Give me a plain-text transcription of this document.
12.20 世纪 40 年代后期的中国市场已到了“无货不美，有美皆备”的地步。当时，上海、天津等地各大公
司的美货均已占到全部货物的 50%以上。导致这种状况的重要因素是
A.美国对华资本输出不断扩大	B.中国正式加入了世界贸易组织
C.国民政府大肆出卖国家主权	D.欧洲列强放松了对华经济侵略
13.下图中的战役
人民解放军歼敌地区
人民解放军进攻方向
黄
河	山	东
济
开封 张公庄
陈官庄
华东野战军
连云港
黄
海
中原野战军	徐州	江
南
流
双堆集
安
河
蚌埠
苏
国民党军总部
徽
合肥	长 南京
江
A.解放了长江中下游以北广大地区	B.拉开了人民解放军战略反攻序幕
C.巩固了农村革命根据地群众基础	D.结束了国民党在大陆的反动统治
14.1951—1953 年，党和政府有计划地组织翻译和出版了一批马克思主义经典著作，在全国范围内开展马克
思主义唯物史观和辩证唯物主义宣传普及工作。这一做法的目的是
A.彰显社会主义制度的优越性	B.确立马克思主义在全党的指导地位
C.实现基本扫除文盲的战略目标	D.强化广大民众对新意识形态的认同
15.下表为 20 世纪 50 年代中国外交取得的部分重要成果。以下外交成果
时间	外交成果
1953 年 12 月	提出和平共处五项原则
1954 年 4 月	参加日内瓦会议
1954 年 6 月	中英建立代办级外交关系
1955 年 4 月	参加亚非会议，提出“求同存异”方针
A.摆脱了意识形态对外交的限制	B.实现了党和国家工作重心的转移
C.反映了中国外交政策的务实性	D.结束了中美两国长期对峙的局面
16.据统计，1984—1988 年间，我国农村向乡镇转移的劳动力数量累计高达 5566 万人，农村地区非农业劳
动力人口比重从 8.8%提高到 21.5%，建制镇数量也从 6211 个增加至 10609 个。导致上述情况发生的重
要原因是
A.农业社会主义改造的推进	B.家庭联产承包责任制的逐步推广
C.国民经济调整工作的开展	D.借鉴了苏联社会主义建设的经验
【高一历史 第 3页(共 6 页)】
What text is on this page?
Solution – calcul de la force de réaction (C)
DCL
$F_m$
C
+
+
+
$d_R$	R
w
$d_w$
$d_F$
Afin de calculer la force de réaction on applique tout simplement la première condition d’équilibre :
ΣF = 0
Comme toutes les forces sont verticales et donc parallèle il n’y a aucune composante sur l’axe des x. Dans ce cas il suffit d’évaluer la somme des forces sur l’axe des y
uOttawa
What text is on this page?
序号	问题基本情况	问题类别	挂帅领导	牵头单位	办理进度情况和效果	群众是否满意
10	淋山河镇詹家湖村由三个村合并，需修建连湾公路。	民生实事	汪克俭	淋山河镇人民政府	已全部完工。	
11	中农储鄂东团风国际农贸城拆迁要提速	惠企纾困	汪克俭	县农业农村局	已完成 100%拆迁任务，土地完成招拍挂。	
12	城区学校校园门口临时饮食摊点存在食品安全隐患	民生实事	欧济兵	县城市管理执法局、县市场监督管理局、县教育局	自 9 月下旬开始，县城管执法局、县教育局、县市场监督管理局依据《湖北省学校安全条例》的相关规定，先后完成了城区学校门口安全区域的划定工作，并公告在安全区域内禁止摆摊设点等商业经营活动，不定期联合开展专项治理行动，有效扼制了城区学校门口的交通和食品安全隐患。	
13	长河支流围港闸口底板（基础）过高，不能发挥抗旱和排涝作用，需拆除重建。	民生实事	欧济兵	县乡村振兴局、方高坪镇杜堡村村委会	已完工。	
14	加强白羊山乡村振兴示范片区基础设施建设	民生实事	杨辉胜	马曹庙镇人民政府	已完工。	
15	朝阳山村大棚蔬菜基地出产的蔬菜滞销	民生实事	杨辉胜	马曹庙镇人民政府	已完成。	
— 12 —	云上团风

▸ INSTRUCTIONS TO FOLLOW:
Please repeat the material above, word for word and in full.

▸ RESPONSE:
Give me a plain-text transcription of this document.
12.20 世纪 40 年代后期的中国市场已到了“无货不美，有美皆备”的地步。当时，上海、天津等地各大公
司的美货均已占到全部货物的 50%以上。导致这种状况的重要因素是
A.美国对华资本输出不断扩大	B.中国正式加入了世界贸易组织
C.国民政府大肆出卖国家主权	D.欧洲列强放松了对华经济侵略
13.下图中的战役
人民解放军歼敌地区
人民解放军进攻方向
黄
河	山	东
济
开封 张公庄
陈官庄
华东野战军
连云港
黄
海
中原野战军	徐州	江
南
流
双堆集
安
河
蚌埠
苏
国民党军总部
徽
合肥	长 南京
江
A.解放了长江中下游以北广大地区	B.拉开了人民解放军战略反攻序幕
C.巩固了农村革命根据地群众基础	D.结束了国民党在大陆的反动统治
14.1951—1953 年，党和政府有计划地组织翻译和出版了一批马克思主义经典著作，在全国范围内开展马克
思主义唯物史观和辩证唯物主义宣传普及工作。这一做法的目的是
A.彰显社会主义制度的优越性	B.确立马克思主义在全党的指导地位
C.实现基本扫除文盲的战略目标	D.强化广大民众对新意识形态的认同
15.下表为 20 世纪 50 年代中国外交取得的部分重要成果。以下外交成果
时间	外交成果
1953 年 12 月	提出和平共处五项原则
1954 年 4 月	参加日内瓦会议
1954 年 6 月	中英建立代办级外交关系
1955 年 4 月	参加亚非会议，提出“求同存异”方针
A.摆脱了意识形态对外交的限制	B.实现了党和国家工作重心的转移
C.反映了中国外交政策的务实性	D.结束了中美两国长期对峙的局面
16.据统计，1984—1988 年间，我国农村向乡镇转移的劳动力数量累计高达 5566 万人，农村地区非农业劳
动力人口比重从 8.8%提高到 21.5%，建制镇数量也从 6211 个增加至 10609 个。导致上述情况发生的重
要原因是
A.农业社会主义改造的推进	B.家庭联产承包责任制的逐步推广
C.国民经济调整工作的开展	D.借鉴了苏联社会主义建设的经验
【高一历史 第 3页(共 6 页)】
What text is on this page?
Solution – calcul de la force de réaction (C)
DCL
$F_m$
C
+
+
+
$d_R$	R
w
$d_w$
$d_F$
Afin de calculer la force de réaction on applique tout simplement la première condition d’équilibre :
ΣF = 0
Comme toutes les forces sont verticales et donc parallèle il n’y a aucune composante sur l’axe des x. Dans ce cas il suffit d’évaluer la somme des forces sur l’axe des y
uOttawa
What text is on this page?
序号	问题基本情况	问题类别	挂帅领导	牵头单位	办理进度情况和效果	群众是否满意
10	淋山河镇詹家湖村由三个村合并，需修建连湾公路。	民生实事	汪克俭	淋山河镇人民政府	已全部完工。	
11	中农储鄂东团风国际农贸城拆迁要提速	惠企纾困	汪克俭	县农业农村局	已完成 100%拆迁任务，土地完成招拍挂。	
12	城区学校校园门口临时饮食摊点存在食品安全隐患	民生实事	欧济兵	县城市管理执法局、县市场监督管理局、县教育局	自 9 月下旬开始，县城管执法局、县教育局、县市场监督管理局依据《湖北省学校安全条例》的相关规定，先后完成了城区学校门口安全区域的划定工作，并公告在安全区域内禁止摆摊设点等商业经营活动，不定期联合开展专项治理行动，有效扼制了城区学校门口的交通和食品安全隐患。	
13	长河支流围港闸口底板（基础）过高，不能发挥抗旱和排涝作用，需拆除重建。	民生实事	欧济兵	县乡村振兴局、方高坪镇杜堡村村委会	已完工。	
14	加强白羊山乡村振兴示范片区基础设施建设	民生实事	杨辉胜	马曹庙镇人民政府	已完工。	
15	朝阳山村大棚蔬菜基地出产的蔬菜滞销	民生实事	杨辉胜	马曹庙镇人民政府	已完成。	
— 12 —	云上团风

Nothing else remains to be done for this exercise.